** begin **
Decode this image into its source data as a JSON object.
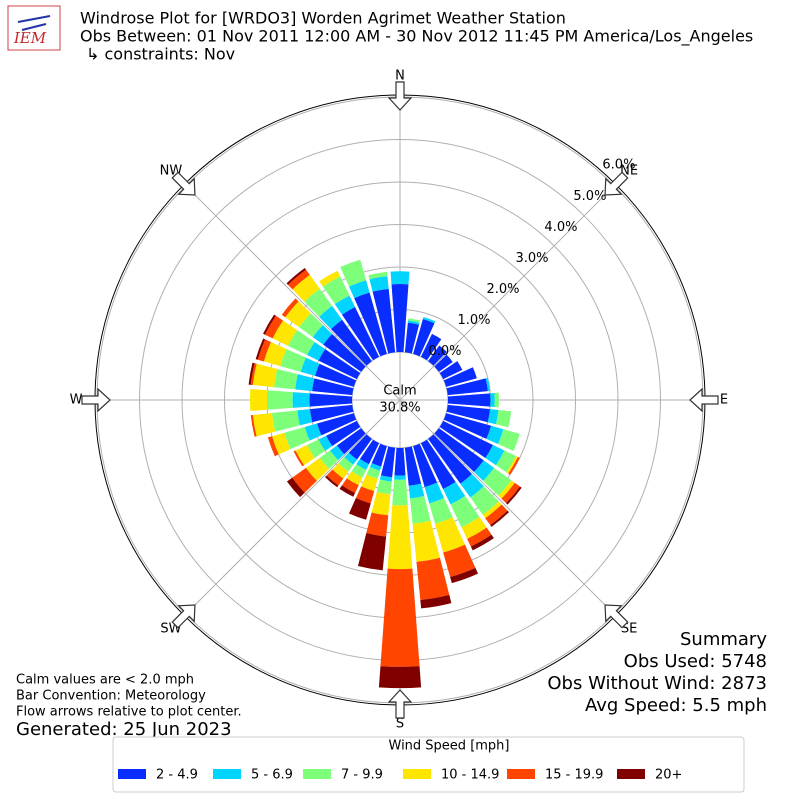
{
  "chart_data": {
    "type": "windrose",
    "logo_text": "IEM",
    "title": "Windrose Plot for [WRDO3] Worden Agrimet Weather Station",
    "subtitle": "Obs Between: 01 Nov 2011 12:00 AM - 30 Nov 2012 11:45 PM America/Los_Angeles",
    "constraints": "↳ constraints: Nov",
    "compass": [
      "N",
      "NE",
      "E",
      "SE",
      "S",
      "SW",
      "W",
      "NW"
    ],
    "x": [
      0,
      10,
      20,
      30,
      40,
      50,
      60,
      70,
      80,
      90,
      100,
      110,
      120,
      130,
      140,
      150,
      160,
      170,
      180,
      190,
      200,
      210,
      220,
      230,
      240,
      250,
      260,
      270,
      280,
      290,
      300,
      310,
      320,
      330,
      340,
      350
    ],
    "rlim": [
      0,
      6
    ],
    "rticks": [
      {
        "value": 0,
        "label": "0.0%"
      },
      {
        "value": 1,
        "label": "1.0%"
      },
      {
        "value": 2,
        "label": "2.0%"
      },
      {
        "value": 3,
        "label": "3.0%"
      },
      {
        "value": 4,
        "label": "4.0%"
      },
      {
        "value": 5,
        "label": "5.0%"
      },
      {
        "value": 6,
        "label": "6.0%"
      }
    ],
    "calm": {
      "label": "Calm",
      "value": 30.8,
      "value_label": "30.8%"
    },
    "legend_title": "Wind Speed [mph]",
    "series": [
      {
        "name": "2 - 4.9",
        "color": "#0a2dff",
        "values": [
          1.6,
          0.7,
          0.85,
          0.6,
          0.45,
          0.4,
          0.5,
          0.75,
          0.95,
          1.0,
          1.0,
          1.1,
          1.3,
          1.3,
          1.3,
          1.2,
          1.0,
          0.9,
          0.65,
          0.7,
          0.5,
          0.55,
          0.6,
          0.7,
          0.8,
          0.9,
          1.0,
          1.0,
          0.95,
          0.95,
          1.0,
          1.1,
          1.2,
          1.3,
          1.5,
          1.5
        ]
      },
      {
        "name": "5 - 6.9",
        "color": "#00d4ff",
        "values": [
          0.3,
          0.05,
          0.05,
          0,
          0,
          0,
          0,
          0,
          0.05,
          0.1,
          0.2,
          0.3,
          0.3,
          0.3,
          0.4,
          0.4,
          0.4,
          0.3,
          0.1,
          0.1,
          0.1,
          0.15,
          0.15,
          0.2,
          0.2,
          0.3,
          0.3,
          0.4,
          0.4,
          0.35,
          0.3,
          0.3,
          0.4,
          0.3,
          0.3,
          0.3
        ]
      },
      {
        "name": "7 - 9.9",
        "color": "#7dff7a",
        "values": [
          0,
          0.05,
          0,
          0,
          0,
          0,
          0,
          0,
          0,
          0.1,
          0.3,
          0.4,
          0.3,
          0.5,
          0.5,
          0.6,
          0.5,
          0.6,
          0.6,
          0.3,
          0.2,
          0.2,
          0.2,
          0.3,
          0.3,
          0.5,
          0.6,
          0.6,
          0.5,
          0.5,
          0.5,
          0.4,
          0.5,
          0.5,
          0.5,
          0.1
        ]
      },
      {
        "name": "10 - 14.9",
        "color": "#ffe600",
        "values": [
          0,
          0,
          0,
          0,
          0,
          0,
          0,
          0,
          0,
          0,
          0,
          0,
          0.05,
          0.1,
          0.1,
          0.3,
          0.7,
          0.9,
          1.5,
          0.5,
          0.3,
          0.2,
          0.2,
          0.4,
          0.3,
          0.3,
          0.45,
          0.4,
          0.5,
          0.4,
          0.4,
          0.4,
          0.4,
          0.15,
          0,
          0
        ]
      },
      {
        "name": "15 - 19.9",
        "color": "#ff4500",
        "values": [
          0,
          0,
          0,
          0,
          0,
          0,
          0,
          0,
          0,
          0,
          0,
          0,
          0.05,
          0.15,
          0.2,
          0.2,
          0.6,
          0.9,
          2.3,
          0.5,
          0.3,
          0.2,
          0.2,
          0.4,
          0.05,
          0.1,
          0.05,
          0,
          0.05,
          0.15,
          0.2,
          0.1,
          0.15,
          0,
          0,
          0
        ]
      },
      {
        "name": "20+",
        "color": "#800000",
        "values": [
          0,
          0,
          0,
          0,
          0,
          0,
          0,
          0,
          0,
          0,
          0,
          0,
          0,
          0.05,
          0.05,
          0.1,
          0.15,
          0.2,
          0.5,
          0.8,
          0.4,
          0.1,
          0.05,
          0.15,
          0,
          0,
          0,
          0,
          0.05,
          0.05,
          0.05,
          0,
          0.05,
          0,
          0,
          0
        ]
      }
    ],
    "summary": [
      "Summary",
      "Obs Used: 5748",
      "Obs Without Wind: 2873",
      "Avg Speed: 5.5 mph"
    ],
    "notes": [
      "Calm values are < 2.0 mph",
      "Bar Convention: Meteorology",
      "Flow arrows relative to plot center."
    ],
    "generated": "Generated: 25 Jun 2023"
  }
}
** end **
Copy out the entries verbatim and leave the images out.

* [TASK ANSWER]:
Decode this image into its source data as a JSON object.
{
  "chart_data": {
    "type": "windrose",
    "logo_text": "IEM",
    "title": "Windrose Plot for [WRDO3] Worden Agrimet Weather Station",
    "subtitle": "Obs Between: 01 Nov 2011 12:00 AM - 30 Nov 2012 11:45 PM America/Los_Angeles",
    "constraints": "↳ constraints: Nov",
    "compass": [
      "N",
      "NE",
      "E",
      "SE",
      "S",
      "SW",
      "W",
      "NW"
    ],
    "x": [
      0,
      10,
      20,
      30,
      40,
      50,
      60,
      70,
      80,
      90,
      100,
      110,
      120,
      130,
      140,
      150,
      160,
      170,
      180,
      190,
      200,
      210,
      220,
      230,
      240,
      250,
      260,
      270,
      280,
      290,
      300,
      310,
      320,
      330,
      340,
      350
    ],
    "rlim": [
      0,
      6
    ],
    "rticks": [
      {
        "value": 0,
        "label": "0.0%"
      },
      {
        "value": 1,
        "label": "1.0%"
      },
      {
        "value": 2,
        "label": "2.0%"
      },
      {
        "value": 3,
        "label": "3.0%"
      },
      {
        "value": 4,
        "label": "4.0%"
      },
      {
        "value": 5,
        "label": "5.0%"
      },
      {
        "value": 6,
        "label": "6.0%"
      }
    ],
    "calm": {
      "label": "Calm",
      "value": 30.8,
      "value_label": "30.8%"
    },
    "legend_title": "Wind Speed [mph]",
    "series": [
      {
        "name": "2 - 4.9",
        "color": "#0a2dff",
        "values": [
          1.6,
          0.7,
          0.85,
          0.6,
          0.45,
          0.4,
          0.5,
          0.75,
          0.95,
          1.0,
          1.0,
          1.1,
          1.3,
          1.3,
          1.3,
          1.2,
          1.0,
          0.9,
          0.65,
          0.7,
          0.5,
          0.55,
          0.6,
          0.7,
          0.8,
          0.9,
          1.0,
          1.0,
          0.95,
          0.95,
          1.0,
          1.1,
          1.2,
          1.3,
          1.5,
          1.5
        ]
      },
      {
        "name": "5 - 6.9",
        "color": "#00d4ff",
        "values": [
          0.3,
          0.05,
          0.05,
          0,
          0,
          0,
          0,
          0,
          0.05,
          0.1,
          0.2,
          0.3,
          0.3,
          0.3,
          0.4,
          0.4,
          0.4,
          0.3,
          0.1,
          0.1,
          0.1,
          0.15,
          0.15,
          0.2,
          0.2,
          0.3,
          0.3,
          0.4,
          0.4,
          0.35,
          0.3,
          0.3,
          0.4,
          0.3,
          0.3,
          0.3
        ]
      },
      {
        "name": "7 - 9.9",
        "color": "#7dff7a",
        "values": [
          0,
          0.05,
          0,
          0,
          0,
          0,
          0,
          0,
          0,
          0.1,
          0.3,
          0.4,
          0.3,
          0.5,
          0.5,
          0.6,
          0.5,
          0.6,
          0.6,
          0.3,
          0.2,
          0.2,
          0.2,
          0.3,
          0.3,
          0.5,
          0.6,
          0.6,
          0.5,
          0.5,
          0.5,
          0.4,
          0.5,
          0.5,
          0.5,
          0.1
        ]
      },
      {
        "name": "10 - 14.9",
        "color": "#ffe600",
        "values": [
          0,
          0,
          0,
          0,
          0,
          0,
          0,
          0,
          0,
          0,
          0,
          0,
          0.05,
          0.1,
          0.1,
          0.3,
          0.7,
          0.9,
          1.5,
          0.5,
          0.3,
          0.2,
          0.2,
          0.4,
          0.3,
          0.3,
          0.45,
          0.4,
          0.5,
          0.4,
          0.4,
          0.4,
          0.4,
          0.15,
          0,
          0
        ]
      },
      {
        "name": "15 - 19.9",
        "color": "#ff4500",
        "values": [
          0,
          0,
          0,
          0,
          0,
          0,
          0,
          0,
          0,
          0,
          0,
          0,
          0.05,
          0.15,
          0.2,
          0.2,
          0.6,
          0.9,
          2.3,
          0.5,
          0.3,
          0.2,
          0.2,
          0.4,
          0.05,
          0.1,
          0.05,
          0,
          0.05,
          0.15,
          0.2,
          0.1,
          0.15,
          0,
          0,
          0
        ]
      },
      {
        "name": "20+",
        "color": "#800000",
        "values": [
          0,
          0,
          0,
          0,
          0,
          0,
          0,
          0,
          0,
          0,
          0,
          0,
          0,
          0.05,
          0.05,
          0.1,
          0.15,
          0.2,
          0.5,
          0.8,
          0.4,
          0.1,
          0.05,
          0.15,
          0,
          0,
          0,
          0,
          0.05,
          0.05,
          0.05,
          0,
          0.05,
          0,
          0,
          0
        ]
      }
    ],
    "summary": [
      "Summary",
      "Obs Used: 5748",
      "Obs Without Wind: 2873",
      "Avg Speed: 5.5 mph"
    ],
    "notes": [
      "Calm values are < 2.0 mph",
      "Bar Convention: Meteorology",
      "Flow arrows relative to plot center."
    ],
    "generated": "Generated: 25 Jun 2023"
  }
}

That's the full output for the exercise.